[DATASET CONTENT]:

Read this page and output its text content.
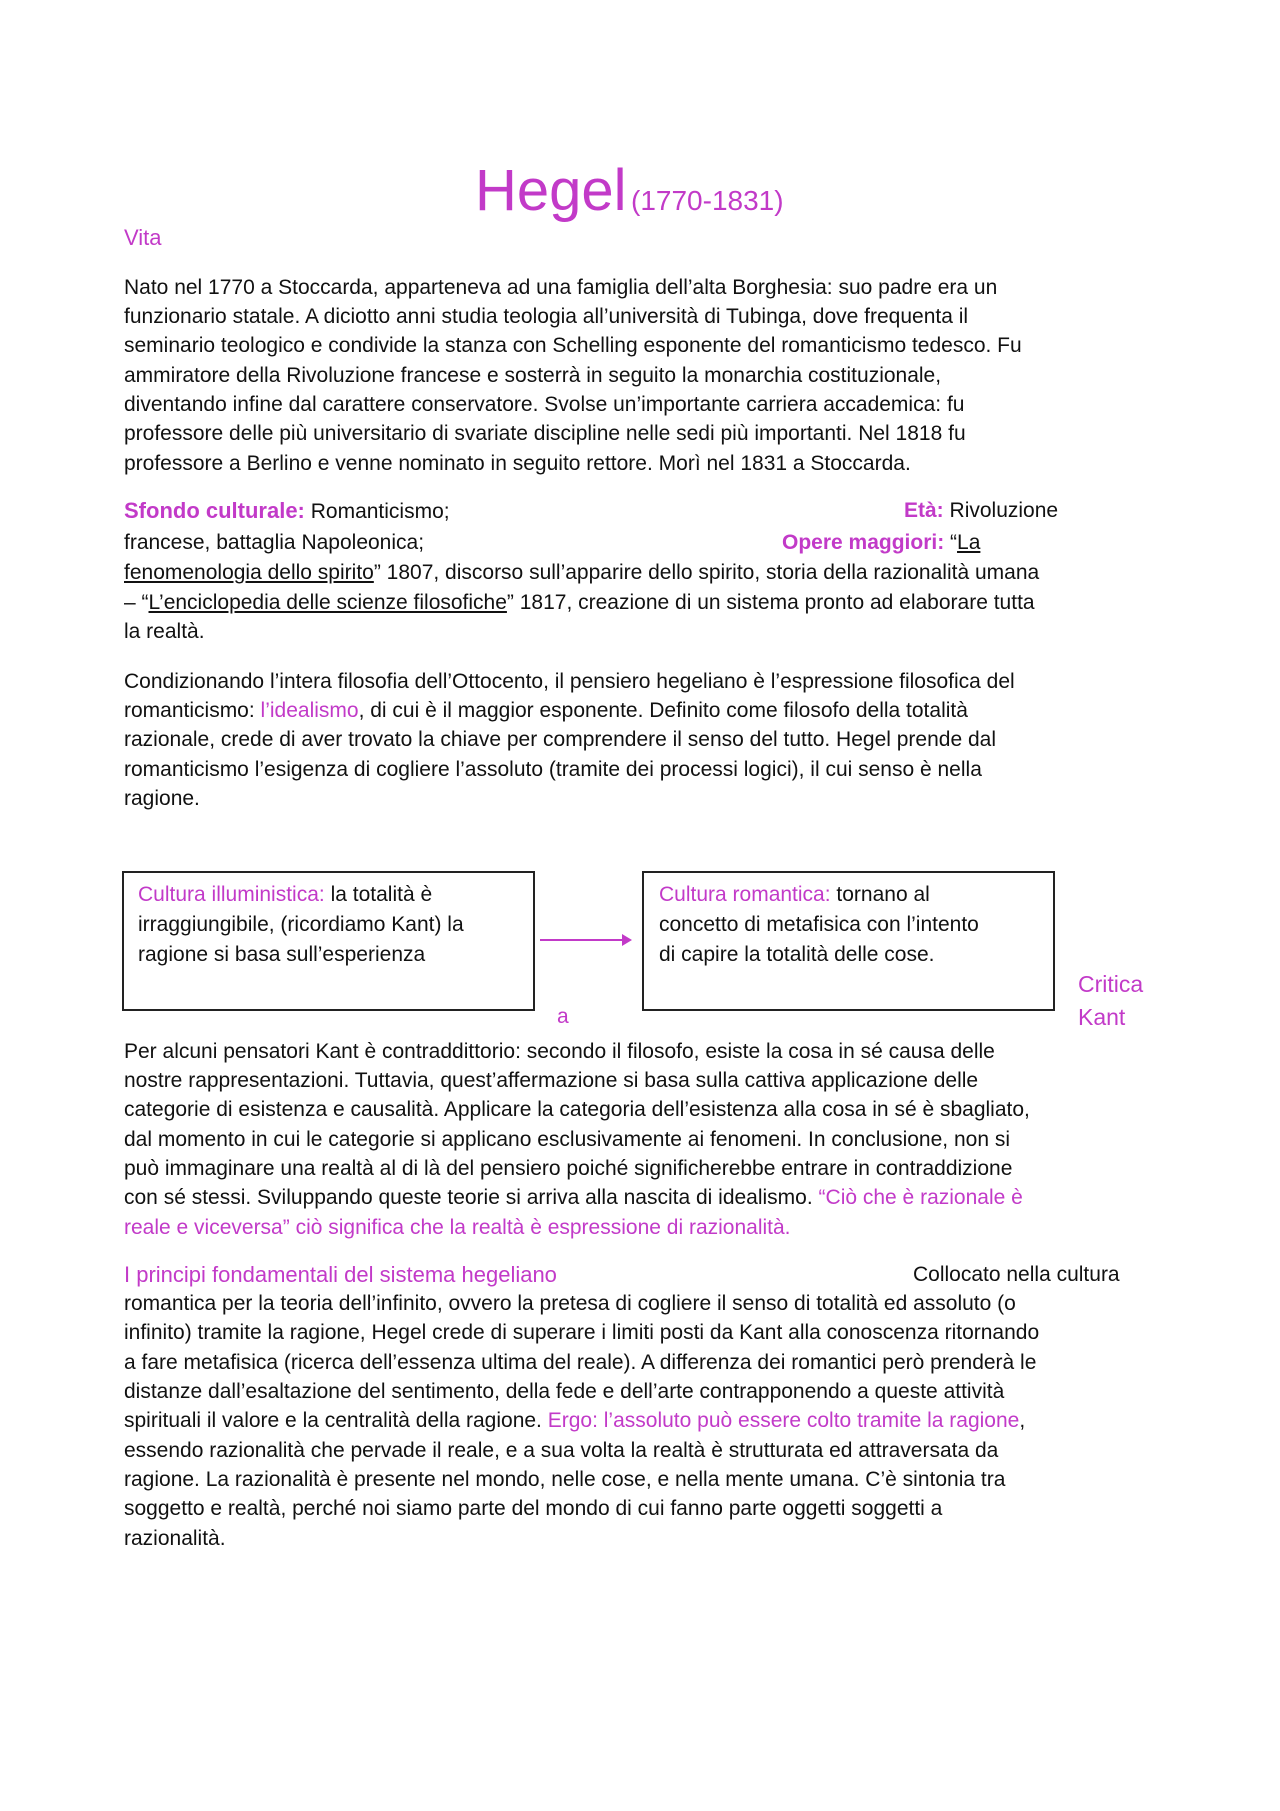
Hegel (1770-1831)
Vita
Nato nel 1770 a Stoccarda, apparteneva ad una famiglia dell’alta Borghesia: suo padre era un
funzionario statale. A diciotto anni studia teologia all’università di Tubinga, dove frequenta il
seminario teologico e condivide la stanza con Schelling esponente del romanticismo tedesco. Fu
ammiratore della Rivoluzione francese e sosterrà in seguito la monarchia costituzionale,
diventando infine dal carattere conservatore. Svolse un’importante carriera accademica: fu
professore delle più universitario di svariate discipline nelle sedi più importanti. Nel 1818 fu
professore a Berlino e venne nominato in seguito rettore. Morì nel 1831 a Stoccarda.
Sfondo culturale: Romanticismo;	Età: Rivoluzione
francese, battaglia Napoleonica;	Opere maggiori: “La
fenomenologia dello spirito” 1807, discorso sull’apparire dello spirito, storia della razionalità umana
– “L’enciclopedia delle scienze filosofiche” 1817, creazione di un sistema pronto ad elaborare tutta
la realtà.
Condizionando l’intera filosofia dell’Ottocento, il pensiero hegeliano è l’espressione filosofica del
romanticismo: l’idealismo, di cui è il maggior esponente. Definito come filosofo della totalità
razionale, crede di aver trovato la chiave per comprendere il senso del tutto. Hegel prende dal
romanticismo l’esigenza di cogliere l’assoluto (tramite dei processi logici), il cui senso è nella
ragione.
Cultura illuministica: la totalità è
irraggiungibile, (ricordiamo Kant) la
ragione si basa sull’esperienza
a
Cultura romantica: tornano al
concetto di metafisica con l’intento
di capire la totalità delle cose.
Critica
Kant
Per alcuni pensatori Kant è contraddittorio: secondo il filosofo, esiste la cosa in sé causa delle
nostre rappresentazioni. Tuttavia, quest’affermazione si basa sulla cattiva applicazione delle
categorie di esistenza e causalità. Applicare la categoria dell’esistenza alla cosa in sé è sbagliato,
dal momento in cui le categorie si applicano esclusivamente ai fenomeni. In conclusione, non si
può immaginare una realtà al di là del pensiero poiché significherebbe entrare in contraddizione
con sé stessi. Sviluppando queste teorie si arriva alla nascita di idealismo. “Ciò che è razionale è
reale e viceversa” ciò significa che la realtà è espressione di razionalità.
I principi fondamentali del sistema hegeliano	Collocato nella cultura
romantica per la teoria dell’infinito, ovvero la pretesa di cogliere il senso di totalità ed assoluto (o
infinito) tramite la ragione, Hegel crede di superare i limiti posti da Kant alla conoscenza ritornando
a fare metafisica (ricerca dell’essenza ultima del reale). A differenza dei romantici però prenderà le
distanze dall’esaltazione del sentimento, della fede e dell’arte contrapponendo a queste attività
spirituali il valore e la centralità della ragione. Ergo: l’assoluto può essere colto tramite la ragione,
essendo razionalità che pervade il reale, e a sua volta la realtà è strutturata ed attraversata da
ragione. La razionalità è presente nel mondo, nelle cose, e nella mente umana. C’è sintonia tra
soggetto e realtà, perché noi siamo parte del mondo di cui fanno parte oggetti soggetti a
razionalità.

[SET PROBLEM]:
Copy each line in the data that holds the word "Rivoluzione".

[RESPONSE BELOW]:
ammiratore della Rivoluzione francese e sosterrà in seguito la monarchia costituzionale,
Sfondo culturale: Romanticismo;	Età: Rivoluzione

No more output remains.